--- Entries supplied ---

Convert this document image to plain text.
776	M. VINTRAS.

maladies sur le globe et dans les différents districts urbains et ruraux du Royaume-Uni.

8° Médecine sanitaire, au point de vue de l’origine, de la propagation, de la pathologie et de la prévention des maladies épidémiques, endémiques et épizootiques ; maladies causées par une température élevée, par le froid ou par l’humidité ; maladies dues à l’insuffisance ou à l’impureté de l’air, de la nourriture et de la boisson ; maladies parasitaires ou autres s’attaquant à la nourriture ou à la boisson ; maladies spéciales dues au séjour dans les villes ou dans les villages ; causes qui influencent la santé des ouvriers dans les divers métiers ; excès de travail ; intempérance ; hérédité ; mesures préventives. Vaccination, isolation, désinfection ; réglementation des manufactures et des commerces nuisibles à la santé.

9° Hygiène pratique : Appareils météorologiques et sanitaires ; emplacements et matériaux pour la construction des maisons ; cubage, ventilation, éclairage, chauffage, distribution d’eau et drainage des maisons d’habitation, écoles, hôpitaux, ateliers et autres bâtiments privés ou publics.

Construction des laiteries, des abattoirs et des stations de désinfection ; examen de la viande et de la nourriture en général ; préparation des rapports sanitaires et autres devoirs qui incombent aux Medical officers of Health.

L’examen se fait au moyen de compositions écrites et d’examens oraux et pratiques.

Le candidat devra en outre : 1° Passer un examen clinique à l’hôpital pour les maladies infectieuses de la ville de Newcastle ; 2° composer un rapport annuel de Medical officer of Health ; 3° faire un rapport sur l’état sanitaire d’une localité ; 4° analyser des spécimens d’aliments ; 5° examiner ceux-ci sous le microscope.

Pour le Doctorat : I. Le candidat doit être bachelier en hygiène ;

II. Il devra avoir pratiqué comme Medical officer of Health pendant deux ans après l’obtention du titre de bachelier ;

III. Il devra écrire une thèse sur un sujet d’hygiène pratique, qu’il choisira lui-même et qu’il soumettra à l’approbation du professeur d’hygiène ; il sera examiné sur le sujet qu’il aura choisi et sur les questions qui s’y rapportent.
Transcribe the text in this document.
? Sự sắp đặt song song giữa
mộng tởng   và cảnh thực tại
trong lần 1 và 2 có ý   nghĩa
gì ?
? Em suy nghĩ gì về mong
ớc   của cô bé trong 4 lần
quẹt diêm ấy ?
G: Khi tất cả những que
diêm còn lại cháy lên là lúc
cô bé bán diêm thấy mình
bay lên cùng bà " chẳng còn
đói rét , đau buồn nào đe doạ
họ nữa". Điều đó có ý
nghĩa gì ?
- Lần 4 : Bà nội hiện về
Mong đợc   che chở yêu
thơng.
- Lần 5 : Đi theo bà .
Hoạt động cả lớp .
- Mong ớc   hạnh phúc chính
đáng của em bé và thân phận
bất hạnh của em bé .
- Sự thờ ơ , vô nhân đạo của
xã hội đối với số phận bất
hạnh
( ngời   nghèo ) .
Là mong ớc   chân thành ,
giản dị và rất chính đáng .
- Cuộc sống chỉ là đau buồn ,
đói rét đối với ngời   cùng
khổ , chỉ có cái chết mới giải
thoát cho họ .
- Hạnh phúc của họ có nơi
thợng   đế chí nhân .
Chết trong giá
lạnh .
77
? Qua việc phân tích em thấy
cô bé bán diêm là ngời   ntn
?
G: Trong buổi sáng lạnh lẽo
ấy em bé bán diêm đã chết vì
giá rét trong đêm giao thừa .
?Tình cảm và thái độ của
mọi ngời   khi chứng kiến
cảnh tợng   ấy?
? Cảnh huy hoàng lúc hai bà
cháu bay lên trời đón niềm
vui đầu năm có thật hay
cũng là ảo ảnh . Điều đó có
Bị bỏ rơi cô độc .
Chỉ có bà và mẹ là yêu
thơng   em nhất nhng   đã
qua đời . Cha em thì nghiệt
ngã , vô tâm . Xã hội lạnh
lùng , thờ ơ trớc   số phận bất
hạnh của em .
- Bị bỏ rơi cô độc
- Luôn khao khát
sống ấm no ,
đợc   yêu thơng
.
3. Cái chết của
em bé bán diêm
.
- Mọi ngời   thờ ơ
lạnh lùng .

---

Set task
Give a word-for-word copy of the records.

Answer below
Convert this document image to plain text.
776	M. VINTRAS.

maladies sur le globe et dans les différents districts urbains et ruraux du Royaume-Uni.

8° Médecine sanitaire, au point de vue de l’origine, de la propagation, de la pathologie et de la prévention des maladies épidémiques, endémiques et épizootiques ; maladies causées par une température élevée, par le froid ou par l’humidité ; maladies dues à l’insuffisance ou à l’impureté de l’air, de la nourriture et de la boisson ; maladies parasitaires ou autres s’attaquant à la nourriture ou à la boisson ; maladies spéciales dues au séjour dans les villes ou dans les villages ; causes qui influencent la santé des ouvriers dans les divers métiers ; excès de travail ; intempérance ; hérédité ; mesures préventives. Vaccination, isolation, désinfection ; réglementation des manufactures et des commerces nuisibles à la santé.

9° Hygiène pratique : Appareils météorologiques et sanitaires ; emplacements et matériaux pour la construction des maisons ; cubage, ventilation, éclairage, chauffage, distribution d’eau et drainage des maisons d’habitation, écoles, hôpitaux, ateliers et autres bâtiments privés ou publics.

Construction des laiteries, des abattoirs et des stations de désinfection ; examen de la viande et de la nourriture en général ; préparation des rapports sanitaires et autres devoirs qui incombent aux Medical officers of Health.

L’examen se fait au moyen de compositions écrites et d’examens oraux et pratiques.

Le candidat devra en outre : 1° Passer un examen clinique à l’hôpital pour les maladies infectieuses de la ville de Newcastle ; 2° composer un rapport annuel de Medical officer of Health ; 3° faire un rapport sur l’état sanitaire d’une localité ; 4° analyser des spécimens d’aliments ; 5° examiner ceux-ci sous le microscope.

Pour le Doctorat : I. Le candidat doit être bachelier en hygiène ;

II. Il devra avoir pratiqué comme Medical officer of Health pendant deux ans après l’obtention du titre de bachelier ;

III. Il devra écrire une thèse sur un sujet d’hygiène pratique, qu’il choisira lui-même et qu’il soumettra à l’approbation du professeur d’hygiène ; il sera examiné sur le sujet qu’il aura choisi et sur les questions qui s’y rapportent.
Transcribe the text in this document.
? Sự sắp đặt song song giữa
mộng tởng   và cảnh thực tại
trong lần 1 và 2 có ý   nghĩa
gì ?
? Em suy nghĩ gì về mong
ớc   của cô bé trong 4 lần
quẹt diêm ấy ?
G: Khi tất cả những que
diêm còn lại cháy lên là lúc
cô bé bán diêm thấy mình
bay lên cùng bà " chẳng còn
đói rét , đau buồn nào đe doạ
họ nữa". Điều đó có ý
nghĩa gì ?
- Lần 4 : Bà nội hiện về
Mong đợc   che chở yêu
thơng.
- Lần 5 : Đi theo bà .
Hoạt động cả lớp .
- Mong ớc   hạnh phúc chính
đáng của em bé và thân phận
bất hạnh của em bé .
- Sự thờ ơ , vô nhân đạo của
xã hội đối với số phận bất
hạnh
( ngời   nghèo ) .
Là mong ớc   chân thành ,
giản dị và rất chính đáng .
- Cuộc sống chỉ là đau buồn ,
đói rét đối với ngời   cùng
khổ , chỉ có cái chết mới giải
thoát cho họ .
- Hạnh phúc của họ có nơi
thợng   đế chí nhân .
Chết trong giá
lạnh .
77
? Qua việc phân tích em thấy
cô bé bán diêm là ngời   ntn
?
G: Trong buổi sáng lạnh lẽo
ấy em bé bán diêm đã chết vì
giá rét trong đêm giao thừa .
?Tình cảm và thái độ của
mọi ngời   khi chứng kiến
cảnh tợng   ấy?
? Cảnh huy hoàng lúc hai bà
cháu bay lên trời đón niềm
vui đầu năm có thật hay
cũng là ảo ảnh . Điều đó có
Bị bỏ rơi cô độc .
Chỉ có bà và mẹ là yêu
thơng   em nhất nhng   đã
qua đời . Cha em thì nghiệt
ngã , vô tâm . Xã hội lạnh
lùng , thờ ơ trớc   số phận bất
hạnh của em .
- Bị bỏ rơi cô độc
- Luôn khao khát
sống ấm no ,
đợc   yêu thơng
.
3. Cái chết của
em bé bán diêm
.
- Mọi ngời   thờ ơ
lạnh lùng .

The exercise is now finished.